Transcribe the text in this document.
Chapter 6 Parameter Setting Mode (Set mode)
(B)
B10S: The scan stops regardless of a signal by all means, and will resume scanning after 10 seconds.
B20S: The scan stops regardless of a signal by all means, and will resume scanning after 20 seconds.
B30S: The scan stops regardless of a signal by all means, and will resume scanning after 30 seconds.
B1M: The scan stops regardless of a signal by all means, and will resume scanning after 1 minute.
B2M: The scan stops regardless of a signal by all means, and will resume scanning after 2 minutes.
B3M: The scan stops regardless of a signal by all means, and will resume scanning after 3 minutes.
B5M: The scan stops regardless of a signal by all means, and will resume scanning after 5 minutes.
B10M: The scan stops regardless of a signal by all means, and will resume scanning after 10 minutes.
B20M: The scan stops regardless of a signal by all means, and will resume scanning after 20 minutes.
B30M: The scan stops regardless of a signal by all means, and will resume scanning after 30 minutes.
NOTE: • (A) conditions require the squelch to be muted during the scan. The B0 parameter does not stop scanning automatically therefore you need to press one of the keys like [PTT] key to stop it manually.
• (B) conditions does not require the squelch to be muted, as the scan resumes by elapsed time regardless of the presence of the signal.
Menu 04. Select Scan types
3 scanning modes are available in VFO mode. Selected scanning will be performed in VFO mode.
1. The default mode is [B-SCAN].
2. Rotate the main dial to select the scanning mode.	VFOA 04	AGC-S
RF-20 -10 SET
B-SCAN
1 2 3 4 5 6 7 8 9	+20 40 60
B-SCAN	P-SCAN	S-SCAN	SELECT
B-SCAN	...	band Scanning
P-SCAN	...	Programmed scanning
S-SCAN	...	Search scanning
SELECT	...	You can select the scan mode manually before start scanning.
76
========
* _Written task_
Gather every line from the entries above where the word "seconds" appears, and copy them.

* _Written solution_
B10S: The scan stops regardless of a signal by all means, and will resume scanning after 10 seconds.
B20S: The scan stops regardless of a signal by all means, and will resume scanning after 20 seconds.
B30S: The scan stops regardless of a signal by all means, and will resume scanning after 30 seconds.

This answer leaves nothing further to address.